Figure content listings

# # # # #

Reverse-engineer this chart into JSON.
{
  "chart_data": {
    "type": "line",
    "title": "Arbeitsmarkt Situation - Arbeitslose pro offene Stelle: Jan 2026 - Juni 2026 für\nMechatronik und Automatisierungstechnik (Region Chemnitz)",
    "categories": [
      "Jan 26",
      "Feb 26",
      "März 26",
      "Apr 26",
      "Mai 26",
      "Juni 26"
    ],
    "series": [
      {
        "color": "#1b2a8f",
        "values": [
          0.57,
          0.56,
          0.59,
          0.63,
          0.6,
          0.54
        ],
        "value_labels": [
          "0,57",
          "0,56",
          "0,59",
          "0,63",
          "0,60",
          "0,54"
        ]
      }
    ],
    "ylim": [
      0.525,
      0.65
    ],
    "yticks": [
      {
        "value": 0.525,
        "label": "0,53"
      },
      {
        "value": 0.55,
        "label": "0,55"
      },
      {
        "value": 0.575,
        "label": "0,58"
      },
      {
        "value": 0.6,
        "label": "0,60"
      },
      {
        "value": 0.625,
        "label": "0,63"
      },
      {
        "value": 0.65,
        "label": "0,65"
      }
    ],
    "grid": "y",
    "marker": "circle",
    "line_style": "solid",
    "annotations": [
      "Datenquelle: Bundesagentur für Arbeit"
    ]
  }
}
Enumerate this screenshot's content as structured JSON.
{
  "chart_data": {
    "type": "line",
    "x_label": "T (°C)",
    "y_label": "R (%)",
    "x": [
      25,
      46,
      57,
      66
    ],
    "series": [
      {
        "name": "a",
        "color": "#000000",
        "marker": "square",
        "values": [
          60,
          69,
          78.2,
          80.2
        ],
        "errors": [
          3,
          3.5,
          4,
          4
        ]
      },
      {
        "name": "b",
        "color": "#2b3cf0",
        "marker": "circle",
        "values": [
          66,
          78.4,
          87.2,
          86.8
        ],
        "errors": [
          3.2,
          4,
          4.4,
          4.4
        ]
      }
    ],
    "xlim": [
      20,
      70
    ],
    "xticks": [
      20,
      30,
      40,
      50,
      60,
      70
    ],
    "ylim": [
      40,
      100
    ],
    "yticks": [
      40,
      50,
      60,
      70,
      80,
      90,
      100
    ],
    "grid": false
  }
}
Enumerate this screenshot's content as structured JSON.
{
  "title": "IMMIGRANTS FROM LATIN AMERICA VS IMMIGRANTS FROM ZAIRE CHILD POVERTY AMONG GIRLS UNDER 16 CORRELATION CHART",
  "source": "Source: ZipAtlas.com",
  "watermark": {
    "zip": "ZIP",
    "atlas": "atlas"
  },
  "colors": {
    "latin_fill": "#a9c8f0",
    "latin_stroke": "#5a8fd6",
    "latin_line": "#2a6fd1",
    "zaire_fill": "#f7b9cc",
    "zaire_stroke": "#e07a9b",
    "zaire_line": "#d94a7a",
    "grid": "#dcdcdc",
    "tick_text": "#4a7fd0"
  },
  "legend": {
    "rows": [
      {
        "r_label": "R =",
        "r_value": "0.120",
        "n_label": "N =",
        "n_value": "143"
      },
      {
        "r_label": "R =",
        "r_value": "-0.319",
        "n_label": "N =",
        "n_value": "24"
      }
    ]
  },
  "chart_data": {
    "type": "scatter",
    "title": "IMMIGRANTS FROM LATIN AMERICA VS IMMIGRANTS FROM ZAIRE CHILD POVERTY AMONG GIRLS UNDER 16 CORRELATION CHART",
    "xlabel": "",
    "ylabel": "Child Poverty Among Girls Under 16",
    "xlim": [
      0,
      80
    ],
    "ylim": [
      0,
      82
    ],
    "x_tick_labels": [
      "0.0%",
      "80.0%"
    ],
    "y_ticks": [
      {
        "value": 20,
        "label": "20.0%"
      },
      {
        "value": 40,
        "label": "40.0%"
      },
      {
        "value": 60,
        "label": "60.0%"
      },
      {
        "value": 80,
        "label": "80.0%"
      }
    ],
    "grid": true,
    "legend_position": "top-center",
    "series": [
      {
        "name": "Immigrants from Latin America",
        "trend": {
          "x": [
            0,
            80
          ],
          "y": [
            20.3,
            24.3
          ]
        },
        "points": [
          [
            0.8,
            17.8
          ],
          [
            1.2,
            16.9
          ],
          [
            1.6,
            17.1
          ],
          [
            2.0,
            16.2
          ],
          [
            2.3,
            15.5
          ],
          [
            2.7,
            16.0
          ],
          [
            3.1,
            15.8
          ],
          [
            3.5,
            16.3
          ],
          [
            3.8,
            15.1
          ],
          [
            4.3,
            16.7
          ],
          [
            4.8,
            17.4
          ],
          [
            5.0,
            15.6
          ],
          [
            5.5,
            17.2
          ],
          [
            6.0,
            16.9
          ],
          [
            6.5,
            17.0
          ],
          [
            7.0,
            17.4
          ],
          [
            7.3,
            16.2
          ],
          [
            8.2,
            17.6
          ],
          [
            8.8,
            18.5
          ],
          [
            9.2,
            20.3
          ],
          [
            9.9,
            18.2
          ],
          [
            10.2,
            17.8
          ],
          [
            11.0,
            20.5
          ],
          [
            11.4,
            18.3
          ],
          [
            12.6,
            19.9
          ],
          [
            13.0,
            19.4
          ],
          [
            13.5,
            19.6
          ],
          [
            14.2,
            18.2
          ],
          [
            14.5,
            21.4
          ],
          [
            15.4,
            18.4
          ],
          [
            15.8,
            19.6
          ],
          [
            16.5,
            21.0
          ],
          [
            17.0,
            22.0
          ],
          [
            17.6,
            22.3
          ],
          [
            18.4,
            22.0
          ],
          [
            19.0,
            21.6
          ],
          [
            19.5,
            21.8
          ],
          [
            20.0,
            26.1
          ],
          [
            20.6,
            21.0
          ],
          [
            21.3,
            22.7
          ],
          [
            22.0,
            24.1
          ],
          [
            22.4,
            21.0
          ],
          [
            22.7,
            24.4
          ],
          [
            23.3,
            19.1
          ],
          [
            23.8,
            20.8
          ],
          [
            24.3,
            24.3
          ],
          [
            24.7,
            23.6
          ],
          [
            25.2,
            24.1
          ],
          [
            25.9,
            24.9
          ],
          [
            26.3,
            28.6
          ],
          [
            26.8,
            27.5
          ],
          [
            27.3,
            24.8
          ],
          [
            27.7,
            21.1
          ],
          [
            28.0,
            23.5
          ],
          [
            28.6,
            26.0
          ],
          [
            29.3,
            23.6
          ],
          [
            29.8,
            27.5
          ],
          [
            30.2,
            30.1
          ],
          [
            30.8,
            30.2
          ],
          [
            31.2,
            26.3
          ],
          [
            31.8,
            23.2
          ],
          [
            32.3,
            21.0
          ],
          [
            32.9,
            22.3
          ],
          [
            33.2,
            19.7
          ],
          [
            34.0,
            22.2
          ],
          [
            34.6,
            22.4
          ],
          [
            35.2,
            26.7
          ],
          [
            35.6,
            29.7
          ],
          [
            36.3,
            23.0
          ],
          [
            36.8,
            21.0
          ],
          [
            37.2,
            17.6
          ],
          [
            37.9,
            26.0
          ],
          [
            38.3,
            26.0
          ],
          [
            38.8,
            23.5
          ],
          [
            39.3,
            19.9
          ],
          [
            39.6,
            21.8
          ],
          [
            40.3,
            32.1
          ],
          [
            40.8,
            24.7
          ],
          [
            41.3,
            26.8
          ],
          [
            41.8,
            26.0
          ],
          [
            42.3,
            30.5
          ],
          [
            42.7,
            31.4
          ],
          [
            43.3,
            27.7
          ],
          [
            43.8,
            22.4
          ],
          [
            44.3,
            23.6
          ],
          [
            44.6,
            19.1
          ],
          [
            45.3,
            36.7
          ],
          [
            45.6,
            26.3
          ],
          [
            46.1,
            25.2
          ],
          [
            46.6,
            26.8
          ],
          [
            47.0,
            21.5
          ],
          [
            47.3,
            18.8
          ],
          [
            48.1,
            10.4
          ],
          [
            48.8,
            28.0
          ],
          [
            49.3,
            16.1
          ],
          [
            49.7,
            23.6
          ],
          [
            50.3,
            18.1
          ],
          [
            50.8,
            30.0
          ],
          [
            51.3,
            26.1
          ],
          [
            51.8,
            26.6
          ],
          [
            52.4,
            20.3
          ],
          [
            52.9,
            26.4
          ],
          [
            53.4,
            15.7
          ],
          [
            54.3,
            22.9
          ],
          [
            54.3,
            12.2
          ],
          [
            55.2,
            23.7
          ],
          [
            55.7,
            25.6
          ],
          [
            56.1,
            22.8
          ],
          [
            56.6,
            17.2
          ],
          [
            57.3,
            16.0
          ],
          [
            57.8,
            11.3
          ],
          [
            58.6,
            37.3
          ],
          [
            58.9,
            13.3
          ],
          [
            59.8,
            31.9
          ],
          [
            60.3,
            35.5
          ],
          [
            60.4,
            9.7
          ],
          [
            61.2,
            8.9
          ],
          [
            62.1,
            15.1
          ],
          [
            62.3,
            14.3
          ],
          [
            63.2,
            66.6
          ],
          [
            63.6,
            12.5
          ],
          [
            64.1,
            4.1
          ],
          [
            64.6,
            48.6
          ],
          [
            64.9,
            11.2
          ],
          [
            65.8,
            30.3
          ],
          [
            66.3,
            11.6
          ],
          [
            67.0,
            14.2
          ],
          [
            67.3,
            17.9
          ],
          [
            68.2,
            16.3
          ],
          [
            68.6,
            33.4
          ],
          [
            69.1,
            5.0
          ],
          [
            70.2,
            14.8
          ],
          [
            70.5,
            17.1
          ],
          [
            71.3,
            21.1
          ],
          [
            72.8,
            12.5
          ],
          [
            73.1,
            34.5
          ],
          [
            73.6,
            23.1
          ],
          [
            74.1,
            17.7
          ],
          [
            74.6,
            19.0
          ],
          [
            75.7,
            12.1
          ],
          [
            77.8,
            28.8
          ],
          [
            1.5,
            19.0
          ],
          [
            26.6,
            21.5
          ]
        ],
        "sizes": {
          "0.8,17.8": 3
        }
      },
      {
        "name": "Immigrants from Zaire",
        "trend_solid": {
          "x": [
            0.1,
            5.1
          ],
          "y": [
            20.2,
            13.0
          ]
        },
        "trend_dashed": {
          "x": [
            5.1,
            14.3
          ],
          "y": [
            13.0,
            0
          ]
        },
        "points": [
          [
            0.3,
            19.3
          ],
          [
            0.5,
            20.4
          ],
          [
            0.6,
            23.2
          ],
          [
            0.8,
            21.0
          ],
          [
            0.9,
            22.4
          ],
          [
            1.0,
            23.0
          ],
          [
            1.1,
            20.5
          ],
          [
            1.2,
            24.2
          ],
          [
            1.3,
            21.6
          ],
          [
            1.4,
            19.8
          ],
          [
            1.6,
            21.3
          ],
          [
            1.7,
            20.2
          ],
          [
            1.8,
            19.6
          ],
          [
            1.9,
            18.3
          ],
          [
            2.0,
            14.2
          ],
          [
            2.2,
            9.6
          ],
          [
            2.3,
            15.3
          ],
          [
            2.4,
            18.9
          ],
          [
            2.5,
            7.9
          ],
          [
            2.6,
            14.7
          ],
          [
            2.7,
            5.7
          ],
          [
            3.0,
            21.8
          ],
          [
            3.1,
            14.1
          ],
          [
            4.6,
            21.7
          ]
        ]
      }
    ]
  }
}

# # # # #

**YOUR GOAL:**
Pick out, from the lines above, every one that contains the string "name".

**THE RESPONSE:**
        "name": "a",
        "name": "b",
        "name": "Immigrants from Latin America",
        "name": "Immigrants from Zaire",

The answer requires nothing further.